■ **What you will do**: Return each line of the listing that contains the string "with".

■ **Records shown**:
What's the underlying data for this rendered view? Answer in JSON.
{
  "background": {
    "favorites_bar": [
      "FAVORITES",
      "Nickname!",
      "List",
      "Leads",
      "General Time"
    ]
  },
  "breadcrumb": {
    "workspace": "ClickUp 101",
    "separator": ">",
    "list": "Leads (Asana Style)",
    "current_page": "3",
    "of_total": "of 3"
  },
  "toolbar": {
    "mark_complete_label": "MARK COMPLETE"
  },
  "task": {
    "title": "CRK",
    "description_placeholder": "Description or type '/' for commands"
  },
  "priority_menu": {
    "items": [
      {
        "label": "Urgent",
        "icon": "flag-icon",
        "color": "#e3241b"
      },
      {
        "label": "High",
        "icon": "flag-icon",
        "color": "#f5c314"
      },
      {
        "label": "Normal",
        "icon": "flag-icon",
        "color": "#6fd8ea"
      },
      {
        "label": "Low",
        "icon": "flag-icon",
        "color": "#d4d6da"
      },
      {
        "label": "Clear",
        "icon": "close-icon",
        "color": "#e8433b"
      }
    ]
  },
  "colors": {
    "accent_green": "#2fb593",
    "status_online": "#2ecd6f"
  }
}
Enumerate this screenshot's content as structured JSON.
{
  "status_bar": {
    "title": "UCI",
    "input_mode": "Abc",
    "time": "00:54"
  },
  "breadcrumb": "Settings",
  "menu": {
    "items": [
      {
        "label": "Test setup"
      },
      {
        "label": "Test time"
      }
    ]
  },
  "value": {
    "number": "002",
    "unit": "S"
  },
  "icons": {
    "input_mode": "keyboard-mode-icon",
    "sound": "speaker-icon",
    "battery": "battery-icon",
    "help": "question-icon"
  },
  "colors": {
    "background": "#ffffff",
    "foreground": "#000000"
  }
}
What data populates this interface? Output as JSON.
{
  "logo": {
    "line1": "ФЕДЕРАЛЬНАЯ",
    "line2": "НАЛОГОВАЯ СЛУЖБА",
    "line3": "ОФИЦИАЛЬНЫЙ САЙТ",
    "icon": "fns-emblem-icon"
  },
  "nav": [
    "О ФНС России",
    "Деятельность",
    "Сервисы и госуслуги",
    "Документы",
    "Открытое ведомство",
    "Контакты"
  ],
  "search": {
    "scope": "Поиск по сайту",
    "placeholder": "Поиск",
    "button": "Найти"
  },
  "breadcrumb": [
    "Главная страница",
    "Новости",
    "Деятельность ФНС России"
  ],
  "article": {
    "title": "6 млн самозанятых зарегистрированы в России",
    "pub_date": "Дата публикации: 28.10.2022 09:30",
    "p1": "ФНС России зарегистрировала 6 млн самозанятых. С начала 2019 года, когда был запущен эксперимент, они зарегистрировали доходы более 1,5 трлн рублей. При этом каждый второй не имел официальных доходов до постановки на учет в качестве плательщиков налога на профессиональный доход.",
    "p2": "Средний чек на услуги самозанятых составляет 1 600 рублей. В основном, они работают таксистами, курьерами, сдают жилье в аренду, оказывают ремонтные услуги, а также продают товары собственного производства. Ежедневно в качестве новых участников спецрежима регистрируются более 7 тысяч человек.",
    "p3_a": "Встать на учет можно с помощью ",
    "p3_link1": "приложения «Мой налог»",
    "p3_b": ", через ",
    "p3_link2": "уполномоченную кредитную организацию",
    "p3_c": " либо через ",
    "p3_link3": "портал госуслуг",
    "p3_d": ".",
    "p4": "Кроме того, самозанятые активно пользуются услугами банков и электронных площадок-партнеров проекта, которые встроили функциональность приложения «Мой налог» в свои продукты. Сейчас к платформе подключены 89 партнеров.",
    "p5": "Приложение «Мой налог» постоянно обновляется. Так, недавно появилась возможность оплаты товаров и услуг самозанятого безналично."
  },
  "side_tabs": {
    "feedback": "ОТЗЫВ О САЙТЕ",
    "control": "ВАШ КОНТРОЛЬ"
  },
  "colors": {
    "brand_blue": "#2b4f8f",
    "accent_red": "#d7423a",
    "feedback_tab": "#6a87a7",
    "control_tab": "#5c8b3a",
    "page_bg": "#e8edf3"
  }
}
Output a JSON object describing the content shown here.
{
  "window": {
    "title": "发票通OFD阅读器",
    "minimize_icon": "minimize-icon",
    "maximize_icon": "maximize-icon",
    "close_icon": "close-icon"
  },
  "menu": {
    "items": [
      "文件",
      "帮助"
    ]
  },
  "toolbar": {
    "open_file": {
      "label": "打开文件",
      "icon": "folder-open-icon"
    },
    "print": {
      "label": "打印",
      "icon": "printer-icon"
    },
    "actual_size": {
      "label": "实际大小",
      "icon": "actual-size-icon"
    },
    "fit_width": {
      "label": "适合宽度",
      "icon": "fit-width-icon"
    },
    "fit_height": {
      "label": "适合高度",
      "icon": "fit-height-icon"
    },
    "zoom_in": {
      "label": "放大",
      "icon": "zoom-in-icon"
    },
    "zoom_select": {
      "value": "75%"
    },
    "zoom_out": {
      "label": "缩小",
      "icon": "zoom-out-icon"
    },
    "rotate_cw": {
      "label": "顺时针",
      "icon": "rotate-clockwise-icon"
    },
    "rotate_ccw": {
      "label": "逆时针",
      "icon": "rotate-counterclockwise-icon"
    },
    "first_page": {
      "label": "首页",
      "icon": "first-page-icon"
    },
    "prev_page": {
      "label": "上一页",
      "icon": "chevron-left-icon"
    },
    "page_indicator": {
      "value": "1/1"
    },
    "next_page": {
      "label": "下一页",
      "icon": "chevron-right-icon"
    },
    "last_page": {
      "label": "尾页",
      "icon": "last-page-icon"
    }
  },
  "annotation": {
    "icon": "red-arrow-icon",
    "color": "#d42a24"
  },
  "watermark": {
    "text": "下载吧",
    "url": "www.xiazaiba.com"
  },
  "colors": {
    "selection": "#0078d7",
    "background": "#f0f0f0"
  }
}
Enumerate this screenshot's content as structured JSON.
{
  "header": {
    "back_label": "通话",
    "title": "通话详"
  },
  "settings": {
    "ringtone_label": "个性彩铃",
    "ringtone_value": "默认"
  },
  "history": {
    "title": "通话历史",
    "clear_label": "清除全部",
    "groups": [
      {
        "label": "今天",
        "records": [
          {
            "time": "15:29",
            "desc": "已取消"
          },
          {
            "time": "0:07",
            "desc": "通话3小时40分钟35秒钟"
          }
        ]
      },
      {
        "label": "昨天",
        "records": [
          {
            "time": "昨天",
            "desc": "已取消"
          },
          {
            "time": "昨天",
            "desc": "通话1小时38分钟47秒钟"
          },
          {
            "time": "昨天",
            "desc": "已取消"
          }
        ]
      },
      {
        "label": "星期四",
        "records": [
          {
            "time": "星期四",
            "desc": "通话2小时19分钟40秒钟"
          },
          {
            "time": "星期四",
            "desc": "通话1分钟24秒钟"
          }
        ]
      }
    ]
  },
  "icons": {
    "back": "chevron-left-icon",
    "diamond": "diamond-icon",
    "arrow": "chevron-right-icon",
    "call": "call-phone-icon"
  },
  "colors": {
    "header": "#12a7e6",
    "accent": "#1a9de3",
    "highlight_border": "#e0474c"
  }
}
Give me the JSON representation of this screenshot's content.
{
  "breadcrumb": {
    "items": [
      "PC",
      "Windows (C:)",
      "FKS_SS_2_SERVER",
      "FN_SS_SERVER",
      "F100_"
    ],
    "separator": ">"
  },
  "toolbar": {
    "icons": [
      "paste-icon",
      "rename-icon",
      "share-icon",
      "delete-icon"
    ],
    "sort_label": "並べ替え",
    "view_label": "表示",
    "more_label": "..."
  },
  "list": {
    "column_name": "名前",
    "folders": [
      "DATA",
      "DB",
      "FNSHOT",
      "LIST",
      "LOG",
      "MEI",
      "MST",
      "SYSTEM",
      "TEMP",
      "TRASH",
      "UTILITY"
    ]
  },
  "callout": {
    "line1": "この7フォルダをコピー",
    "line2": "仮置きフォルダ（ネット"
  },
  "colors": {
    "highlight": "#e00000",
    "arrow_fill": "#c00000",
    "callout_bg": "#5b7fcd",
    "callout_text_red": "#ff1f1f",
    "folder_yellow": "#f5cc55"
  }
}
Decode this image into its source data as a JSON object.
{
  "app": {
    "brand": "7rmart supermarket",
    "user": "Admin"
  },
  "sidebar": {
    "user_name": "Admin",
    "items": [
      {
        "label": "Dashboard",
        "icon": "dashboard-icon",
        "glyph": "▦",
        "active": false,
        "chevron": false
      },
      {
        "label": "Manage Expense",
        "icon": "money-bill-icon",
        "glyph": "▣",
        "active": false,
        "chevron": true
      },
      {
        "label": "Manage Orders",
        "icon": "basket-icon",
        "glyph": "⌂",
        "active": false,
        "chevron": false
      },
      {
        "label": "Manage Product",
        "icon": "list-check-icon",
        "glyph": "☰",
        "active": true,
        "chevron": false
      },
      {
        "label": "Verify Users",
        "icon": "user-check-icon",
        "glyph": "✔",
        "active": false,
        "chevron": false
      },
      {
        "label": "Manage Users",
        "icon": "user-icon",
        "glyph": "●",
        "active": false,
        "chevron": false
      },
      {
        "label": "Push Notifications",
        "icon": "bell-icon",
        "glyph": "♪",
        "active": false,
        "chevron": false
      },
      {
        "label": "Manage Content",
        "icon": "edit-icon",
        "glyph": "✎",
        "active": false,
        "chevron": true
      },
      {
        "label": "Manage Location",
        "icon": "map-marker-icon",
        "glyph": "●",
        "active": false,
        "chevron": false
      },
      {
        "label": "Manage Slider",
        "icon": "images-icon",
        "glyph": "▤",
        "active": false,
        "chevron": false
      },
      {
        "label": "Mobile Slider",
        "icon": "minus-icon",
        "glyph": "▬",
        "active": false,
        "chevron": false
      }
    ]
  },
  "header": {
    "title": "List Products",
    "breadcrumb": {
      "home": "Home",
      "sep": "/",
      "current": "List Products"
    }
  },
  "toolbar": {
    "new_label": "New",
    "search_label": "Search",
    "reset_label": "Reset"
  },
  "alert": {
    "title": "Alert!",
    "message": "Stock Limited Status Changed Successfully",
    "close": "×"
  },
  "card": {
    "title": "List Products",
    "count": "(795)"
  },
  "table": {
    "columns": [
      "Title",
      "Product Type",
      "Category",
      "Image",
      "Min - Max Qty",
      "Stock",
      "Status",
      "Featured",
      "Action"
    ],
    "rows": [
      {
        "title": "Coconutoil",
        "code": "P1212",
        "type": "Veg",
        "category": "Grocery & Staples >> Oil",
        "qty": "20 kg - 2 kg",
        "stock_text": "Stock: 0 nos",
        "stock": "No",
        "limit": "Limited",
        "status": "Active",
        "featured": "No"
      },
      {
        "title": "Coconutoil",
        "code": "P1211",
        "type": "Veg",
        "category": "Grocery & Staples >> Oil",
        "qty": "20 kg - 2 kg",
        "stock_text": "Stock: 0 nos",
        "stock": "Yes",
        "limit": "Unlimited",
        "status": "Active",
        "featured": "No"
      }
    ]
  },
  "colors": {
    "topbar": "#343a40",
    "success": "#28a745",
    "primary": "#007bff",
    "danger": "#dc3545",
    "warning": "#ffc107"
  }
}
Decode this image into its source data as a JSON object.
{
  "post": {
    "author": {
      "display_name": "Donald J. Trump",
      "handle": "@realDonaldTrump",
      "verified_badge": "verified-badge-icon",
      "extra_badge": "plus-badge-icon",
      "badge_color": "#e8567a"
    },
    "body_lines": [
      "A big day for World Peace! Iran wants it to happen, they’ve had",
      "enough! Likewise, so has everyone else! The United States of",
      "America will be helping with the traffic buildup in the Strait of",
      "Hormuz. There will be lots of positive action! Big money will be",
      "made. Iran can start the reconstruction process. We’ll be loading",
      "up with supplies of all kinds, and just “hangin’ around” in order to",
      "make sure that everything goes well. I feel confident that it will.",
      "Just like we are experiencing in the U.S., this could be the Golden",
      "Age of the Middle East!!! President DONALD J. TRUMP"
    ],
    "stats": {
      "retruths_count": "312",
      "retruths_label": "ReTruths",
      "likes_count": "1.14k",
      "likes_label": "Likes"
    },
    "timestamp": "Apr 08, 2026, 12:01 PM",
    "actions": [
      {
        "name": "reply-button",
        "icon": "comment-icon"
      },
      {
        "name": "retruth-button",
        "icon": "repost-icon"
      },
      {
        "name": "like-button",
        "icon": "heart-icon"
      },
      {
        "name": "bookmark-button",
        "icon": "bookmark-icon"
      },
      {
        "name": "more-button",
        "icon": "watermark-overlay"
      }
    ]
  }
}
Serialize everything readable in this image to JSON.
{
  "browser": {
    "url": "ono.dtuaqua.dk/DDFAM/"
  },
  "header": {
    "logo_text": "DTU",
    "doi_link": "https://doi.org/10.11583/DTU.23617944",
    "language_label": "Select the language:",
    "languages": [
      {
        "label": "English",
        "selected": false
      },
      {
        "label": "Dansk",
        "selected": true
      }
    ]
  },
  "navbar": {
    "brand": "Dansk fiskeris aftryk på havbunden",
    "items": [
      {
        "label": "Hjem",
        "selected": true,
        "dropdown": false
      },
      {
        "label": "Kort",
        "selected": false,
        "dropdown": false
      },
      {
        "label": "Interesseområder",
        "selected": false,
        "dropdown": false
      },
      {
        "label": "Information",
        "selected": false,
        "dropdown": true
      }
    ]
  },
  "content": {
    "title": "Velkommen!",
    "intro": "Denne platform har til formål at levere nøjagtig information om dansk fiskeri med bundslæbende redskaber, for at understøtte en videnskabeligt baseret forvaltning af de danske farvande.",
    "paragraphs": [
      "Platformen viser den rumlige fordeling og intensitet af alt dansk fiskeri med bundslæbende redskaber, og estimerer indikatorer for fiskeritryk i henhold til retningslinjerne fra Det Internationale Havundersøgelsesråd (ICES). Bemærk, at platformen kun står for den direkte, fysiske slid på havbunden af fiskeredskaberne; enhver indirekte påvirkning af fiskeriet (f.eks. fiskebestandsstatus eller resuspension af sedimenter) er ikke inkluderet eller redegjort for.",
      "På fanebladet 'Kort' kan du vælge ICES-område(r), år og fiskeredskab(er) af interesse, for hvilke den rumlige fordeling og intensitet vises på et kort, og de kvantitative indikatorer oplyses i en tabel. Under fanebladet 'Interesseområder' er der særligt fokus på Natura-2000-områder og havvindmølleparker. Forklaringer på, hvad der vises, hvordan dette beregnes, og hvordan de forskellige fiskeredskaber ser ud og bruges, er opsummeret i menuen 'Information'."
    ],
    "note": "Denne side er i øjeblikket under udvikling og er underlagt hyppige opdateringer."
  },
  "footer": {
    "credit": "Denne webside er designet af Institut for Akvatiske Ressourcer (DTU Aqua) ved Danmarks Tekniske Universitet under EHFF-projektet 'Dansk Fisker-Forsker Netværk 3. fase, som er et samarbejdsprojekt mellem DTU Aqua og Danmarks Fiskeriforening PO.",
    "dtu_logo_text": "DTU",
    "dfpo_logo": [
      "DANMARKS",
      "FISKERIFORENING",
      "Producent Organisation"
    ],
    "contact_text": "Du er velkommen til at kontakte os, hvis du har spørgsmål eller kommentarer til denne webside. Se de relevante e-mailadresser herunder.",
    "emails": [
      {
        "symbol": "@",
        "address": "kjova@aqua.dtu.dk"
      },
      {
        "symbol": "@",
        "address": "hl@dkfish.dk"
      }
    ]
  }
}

■ **Answer for this exercise**:
      "America will be helping with the traffic buildup in the Strait of",
      "up with supplies of all kinds, and just “hangin’ around” in order to",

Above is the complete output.